| CHALLENGE |
Copy each line that holds "required".

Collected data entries
++++

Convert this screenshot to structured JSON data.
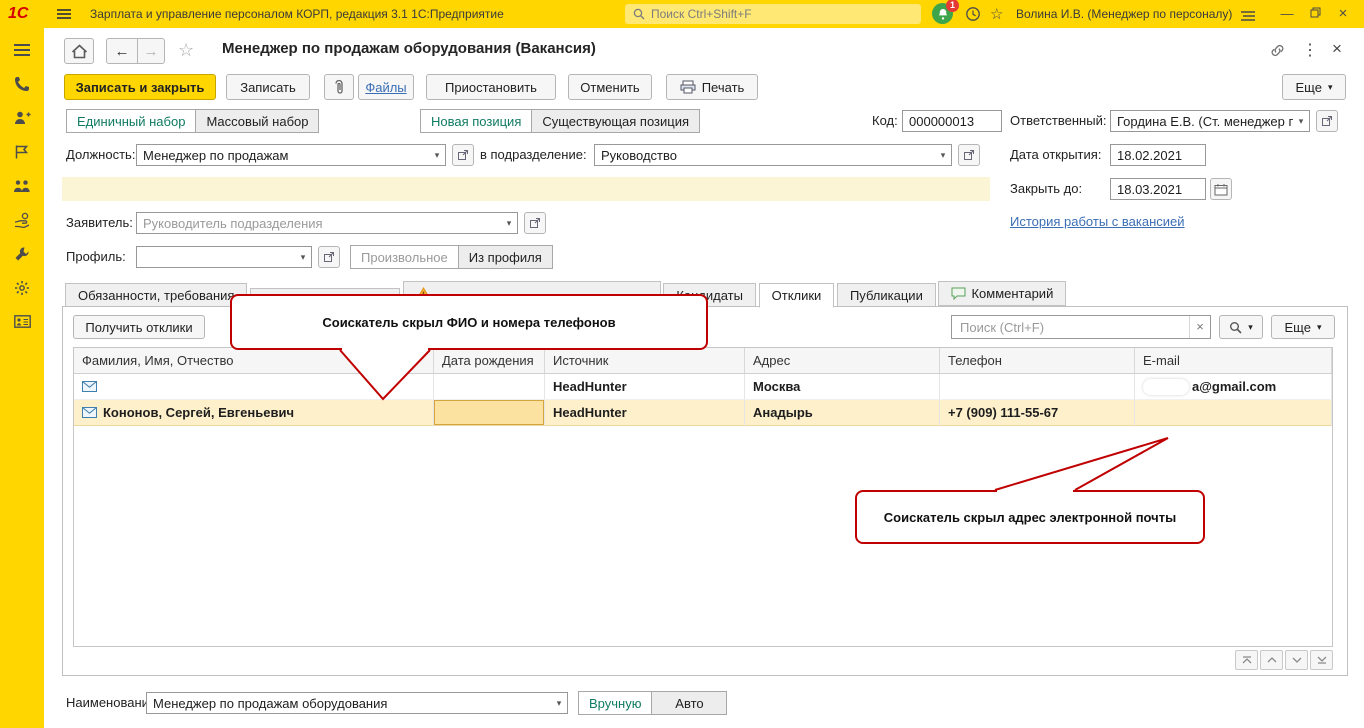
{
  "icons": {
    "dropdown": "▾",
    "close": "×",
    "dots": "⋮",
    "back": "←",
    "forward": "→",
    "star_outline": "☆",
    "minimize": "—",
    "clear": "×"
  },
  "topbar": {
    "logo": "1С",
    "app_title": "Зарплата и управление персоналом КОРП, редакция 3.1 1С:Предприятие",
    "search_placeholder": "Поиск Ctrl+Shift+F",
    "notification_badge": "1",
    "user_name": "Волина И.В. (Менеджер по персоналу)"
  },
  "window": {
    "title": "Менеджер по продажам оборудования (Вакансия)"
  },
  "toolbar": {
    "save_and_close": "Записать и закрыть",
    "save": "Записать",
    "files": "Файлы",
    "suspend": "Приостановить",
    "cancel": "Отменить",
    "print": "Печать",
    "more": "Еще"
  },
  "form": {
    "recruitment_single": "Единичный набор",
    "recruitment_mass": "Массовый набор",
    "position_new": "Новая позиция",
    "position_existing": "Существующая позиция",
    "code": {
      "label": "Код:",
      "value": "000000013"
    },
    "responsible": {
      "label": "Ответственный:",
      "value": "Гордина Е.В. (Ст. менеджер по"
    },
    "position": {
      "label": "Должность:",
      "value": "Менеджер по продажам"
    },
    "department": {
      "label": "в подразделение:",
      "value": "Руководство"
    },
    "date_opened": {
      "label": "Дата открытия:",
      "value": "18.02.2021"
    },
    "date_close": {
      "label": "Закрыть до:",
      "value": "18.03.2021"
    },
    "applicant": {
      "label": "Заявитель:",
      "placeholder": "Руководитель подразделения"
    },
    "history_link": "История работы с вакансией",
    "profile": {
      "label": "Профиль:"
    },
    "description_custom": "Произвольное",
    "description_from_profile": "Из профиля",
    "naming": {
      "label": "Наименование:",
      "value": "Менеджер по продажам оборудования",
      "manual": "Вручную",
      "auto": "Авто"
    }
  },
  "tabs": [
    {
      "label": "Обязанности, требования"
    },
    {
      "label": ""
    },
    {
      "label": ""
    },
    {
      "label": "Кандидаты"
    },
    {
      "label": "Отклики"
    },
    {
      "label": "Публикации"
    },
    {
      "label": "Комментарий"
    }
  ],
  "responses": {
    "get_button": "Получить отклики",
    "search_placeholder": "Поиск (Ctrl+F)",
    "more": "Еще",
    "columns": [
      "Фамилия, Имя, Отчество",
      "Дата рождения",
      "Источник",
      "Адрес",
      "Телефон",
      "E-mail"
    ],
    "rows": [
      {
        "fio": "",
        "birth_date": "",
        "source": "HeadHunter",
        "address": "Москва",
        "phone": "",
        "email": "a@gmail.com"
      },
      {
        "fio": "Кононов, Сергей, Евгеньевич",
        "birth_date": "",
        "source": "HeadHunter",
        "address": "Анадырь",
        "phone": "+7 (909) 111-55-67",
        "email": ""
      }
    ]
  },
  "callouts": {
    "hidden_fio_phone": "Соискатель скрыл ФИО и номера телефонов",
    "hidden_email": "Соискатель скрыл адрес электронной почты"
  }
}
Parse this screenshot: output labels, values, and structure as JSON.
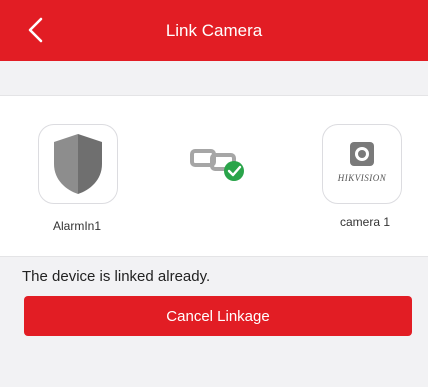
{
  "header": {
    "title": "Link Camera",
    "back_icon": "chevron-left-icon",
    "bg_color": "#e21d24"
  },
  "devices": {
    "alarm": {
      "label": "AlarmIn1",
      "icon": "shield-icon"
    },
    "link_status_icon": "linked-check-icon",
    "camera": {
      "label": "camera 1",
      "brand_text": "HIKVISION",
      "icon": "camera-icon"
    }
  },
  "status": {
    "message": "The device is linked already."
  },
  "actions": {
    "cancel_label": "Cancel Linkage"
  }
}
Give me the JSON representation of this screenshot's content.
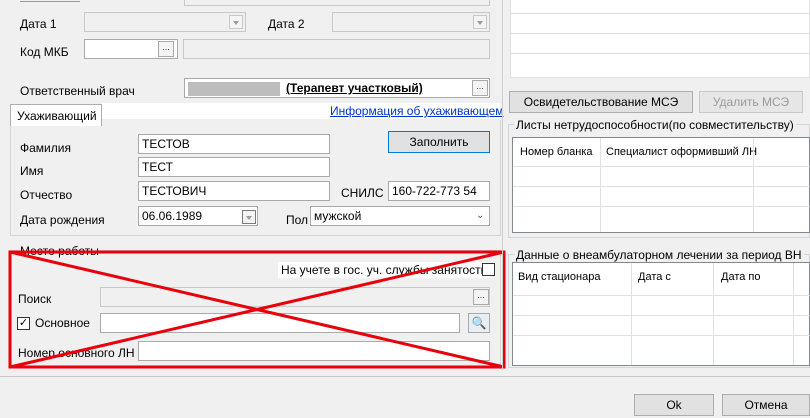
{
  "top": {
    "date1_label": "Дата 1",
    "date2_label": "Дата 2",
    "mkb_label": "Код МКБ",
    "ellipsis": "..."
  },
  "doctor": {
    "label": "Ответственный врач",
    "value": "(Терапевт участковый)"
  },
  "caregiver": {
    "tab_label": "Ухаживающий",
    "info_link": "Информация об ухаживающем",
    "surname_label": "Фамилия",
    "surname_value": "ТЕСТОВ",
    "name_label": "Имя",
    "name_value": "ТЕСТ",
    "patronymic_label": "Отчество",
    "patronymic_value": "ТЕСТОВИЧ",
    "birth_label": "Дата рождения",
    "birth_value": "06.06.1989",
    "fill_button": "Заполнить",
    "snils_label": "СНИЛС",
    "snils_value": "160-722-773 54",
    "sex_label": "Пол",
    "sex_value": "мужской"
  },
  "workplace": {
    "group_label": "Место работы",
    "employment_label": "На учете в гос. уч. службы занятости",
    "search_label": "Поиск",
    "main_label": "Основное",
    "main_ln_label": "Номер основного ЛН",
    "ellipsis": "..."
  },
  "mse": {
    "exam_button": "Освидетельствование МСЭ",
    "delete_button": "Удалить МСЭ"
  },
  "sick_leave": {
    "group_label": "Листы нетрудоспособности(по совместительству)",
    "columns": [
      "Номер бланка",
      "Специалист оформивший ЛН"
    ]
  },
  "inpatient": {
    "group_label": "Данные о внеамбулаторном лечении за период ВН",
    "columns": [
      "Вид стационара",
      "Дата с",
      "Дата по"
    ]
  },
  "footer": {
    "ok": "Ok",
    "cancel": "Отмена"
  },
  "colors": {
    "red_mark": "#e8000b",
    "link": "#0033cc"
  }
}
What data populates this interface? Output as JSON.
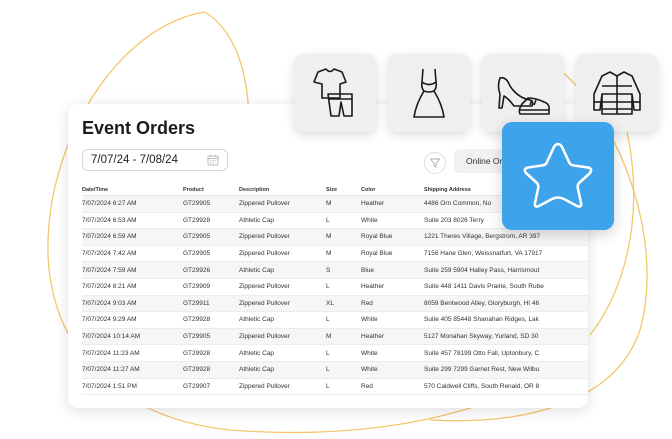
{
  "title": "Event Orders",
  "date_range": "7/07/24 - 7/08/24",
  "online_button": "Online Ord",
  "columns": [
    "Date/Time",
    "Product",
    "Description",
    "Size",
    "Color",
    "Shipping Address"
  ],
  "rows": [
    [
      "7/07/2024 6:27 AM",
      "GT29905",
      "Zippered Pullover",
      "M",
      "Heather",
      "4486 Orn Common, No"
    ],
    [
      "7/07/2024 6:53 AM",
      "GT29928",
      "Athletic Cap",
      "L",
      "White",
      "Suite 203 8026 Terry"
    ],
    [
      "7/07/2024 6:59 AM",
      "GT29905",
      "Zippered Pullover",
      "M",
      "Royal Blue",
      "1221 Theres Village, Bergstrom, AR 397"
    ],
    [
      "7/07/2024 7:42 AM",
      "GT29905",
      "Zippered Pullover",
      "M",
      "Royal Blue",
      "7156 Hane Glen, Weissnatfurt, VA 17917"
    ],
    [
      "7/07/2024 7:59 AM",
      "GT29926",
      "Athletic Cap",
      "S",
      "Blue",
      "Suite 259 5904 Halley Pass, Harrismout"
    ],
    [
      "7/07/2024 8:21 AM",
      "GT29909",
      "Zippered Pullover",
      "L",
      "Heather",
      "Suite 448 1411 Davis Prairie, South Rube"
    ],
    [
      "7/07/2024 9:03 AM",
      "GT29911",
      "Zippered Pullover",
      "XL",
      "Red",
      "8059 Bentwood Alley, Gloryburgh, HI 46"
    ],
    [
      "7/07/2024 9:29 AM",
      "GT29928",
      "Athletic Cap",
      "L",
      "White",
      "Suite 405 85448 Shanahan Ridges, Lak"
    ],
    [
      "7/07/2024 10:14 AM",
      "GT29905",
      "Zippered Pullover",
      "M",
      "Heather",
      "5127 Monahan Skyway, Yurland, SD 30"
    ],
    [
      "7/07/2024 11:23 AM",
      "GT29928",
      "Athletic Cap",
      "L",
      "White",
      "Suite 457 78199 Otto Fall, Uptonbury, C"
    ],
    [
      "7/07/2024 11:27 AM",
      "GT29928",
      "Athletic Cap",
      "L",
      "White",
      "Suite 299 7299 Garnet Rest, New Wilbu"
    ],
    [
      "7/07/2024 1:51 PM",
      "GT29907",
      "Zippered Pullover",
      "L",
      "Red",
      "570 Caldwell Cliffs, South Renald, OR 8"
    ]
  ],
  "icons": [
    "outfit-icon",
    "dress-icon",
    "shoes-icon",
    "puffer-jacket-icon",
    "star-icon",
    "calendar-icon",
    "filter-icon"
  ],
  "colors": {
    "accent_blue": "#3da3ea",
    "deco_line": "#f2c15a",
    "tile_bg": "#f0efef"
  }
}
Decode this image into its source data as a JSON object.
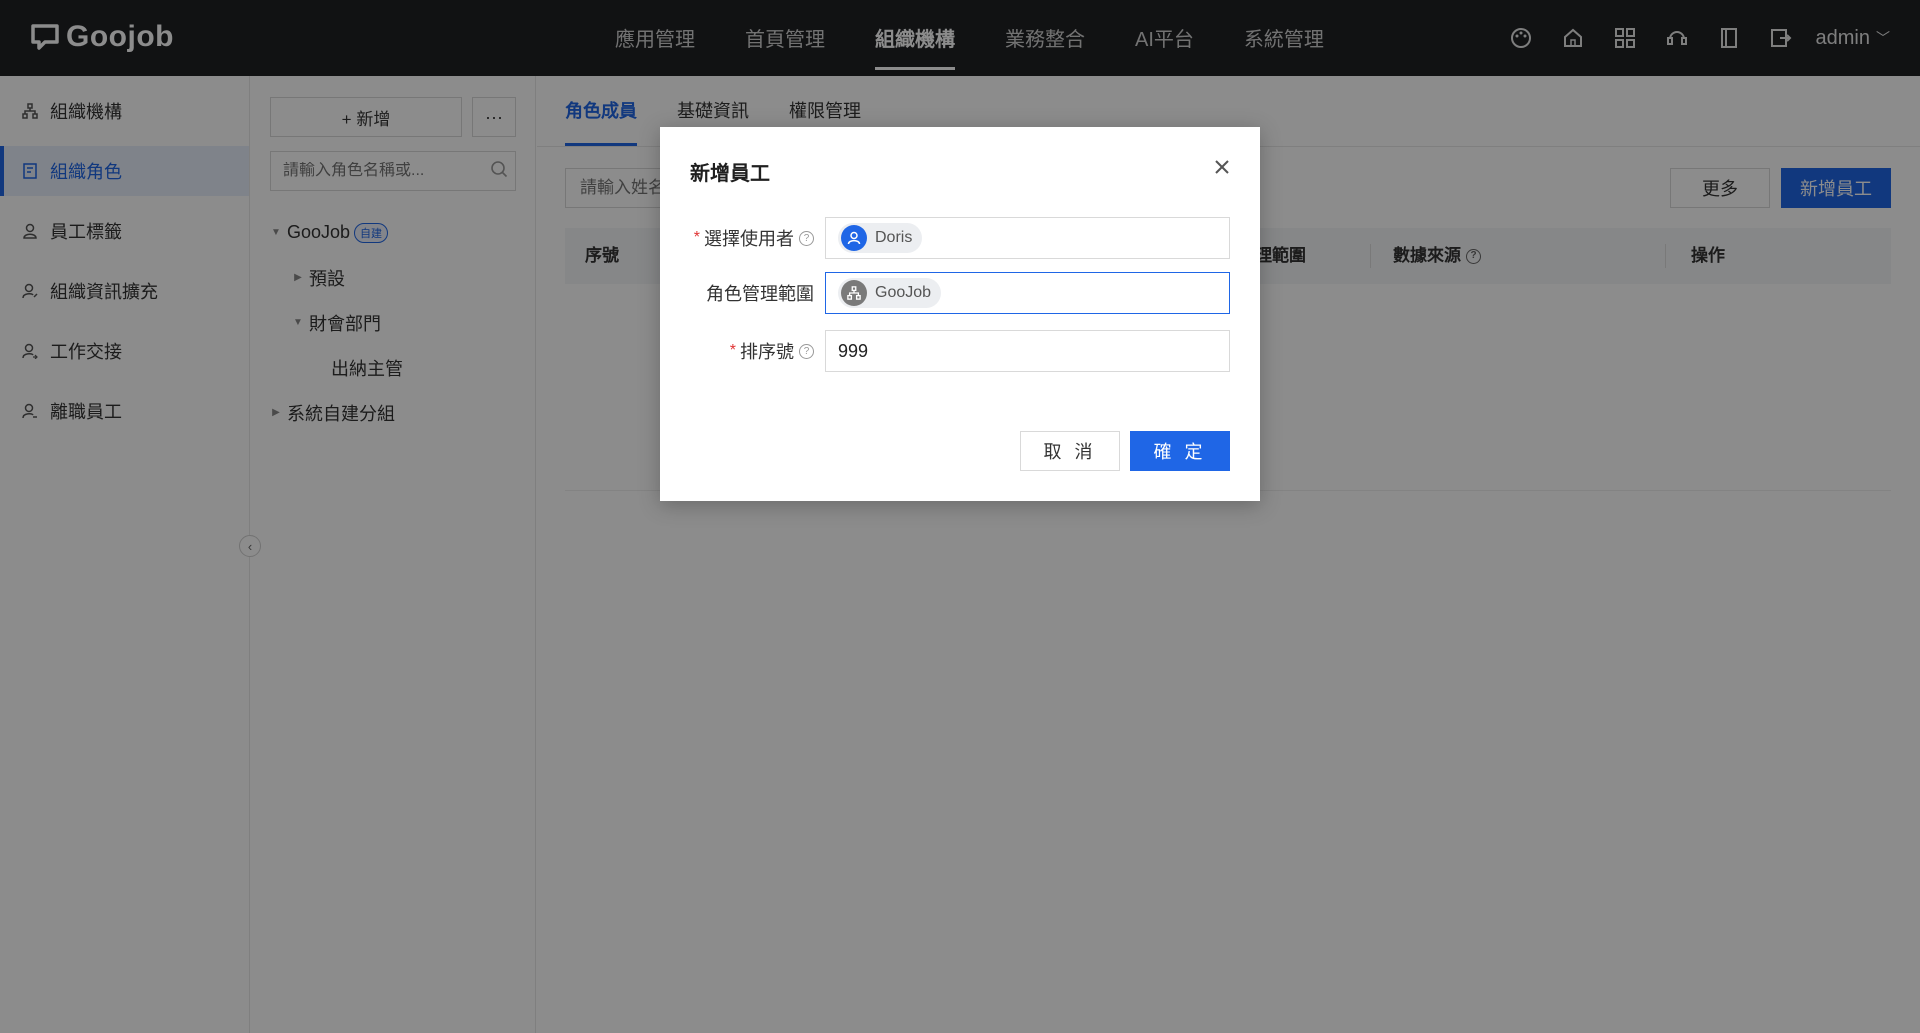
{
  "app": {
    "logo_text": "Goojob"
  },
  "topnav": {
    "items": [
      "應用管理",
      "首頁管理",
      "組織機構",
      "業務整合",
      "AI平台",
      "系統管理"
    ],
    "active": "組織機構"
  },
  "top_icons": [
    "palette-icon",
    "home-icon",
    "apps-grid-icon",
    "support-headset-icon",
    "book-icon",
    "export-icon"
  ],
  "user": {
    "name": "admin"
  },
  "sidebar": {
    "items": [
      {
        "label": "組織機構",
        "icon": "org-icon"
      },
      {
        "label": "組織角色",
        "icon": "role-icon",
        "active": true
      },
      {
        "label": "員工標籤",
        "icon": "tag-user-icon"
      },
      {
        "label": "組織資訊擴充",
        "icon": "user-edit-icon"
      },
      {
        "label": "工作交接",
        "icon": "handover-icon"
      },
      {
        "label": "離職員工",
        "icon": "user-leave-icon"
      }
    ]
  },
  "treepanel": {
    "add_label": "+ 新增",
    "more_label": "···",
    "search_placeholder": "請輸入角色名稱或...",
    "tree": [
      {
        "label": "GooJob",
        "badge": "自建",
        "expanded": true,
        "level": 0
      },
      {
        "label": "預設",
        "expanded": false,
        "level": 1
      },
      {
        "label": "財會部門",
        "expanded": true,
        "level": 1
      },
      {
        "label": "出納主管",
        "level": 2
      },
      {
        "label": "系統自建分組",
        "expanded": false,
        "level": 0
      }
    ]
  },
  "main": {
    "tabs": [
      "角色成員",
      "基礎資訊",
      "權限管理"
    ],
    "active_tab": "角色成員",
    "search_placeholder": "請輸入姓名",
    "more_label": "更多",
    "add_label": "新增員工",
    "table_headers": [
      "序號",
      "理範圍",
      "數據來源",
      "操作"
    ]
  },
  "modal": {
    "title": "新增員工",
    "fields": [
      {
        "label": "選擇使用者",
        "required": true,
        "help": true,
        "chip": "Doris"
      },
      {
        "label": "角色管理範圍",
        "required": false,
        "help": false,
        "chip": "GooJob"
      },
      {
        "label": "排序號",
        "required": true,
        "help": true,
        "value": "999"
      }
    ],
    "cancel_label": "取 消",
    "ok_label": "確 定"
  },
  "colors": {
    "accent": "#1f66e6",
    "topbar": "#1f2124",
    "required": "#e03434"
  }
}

++++

| COMPLETE ANSWER |
        "required": true,
        "required": false,
        "required": true,
    "required": "#e03434"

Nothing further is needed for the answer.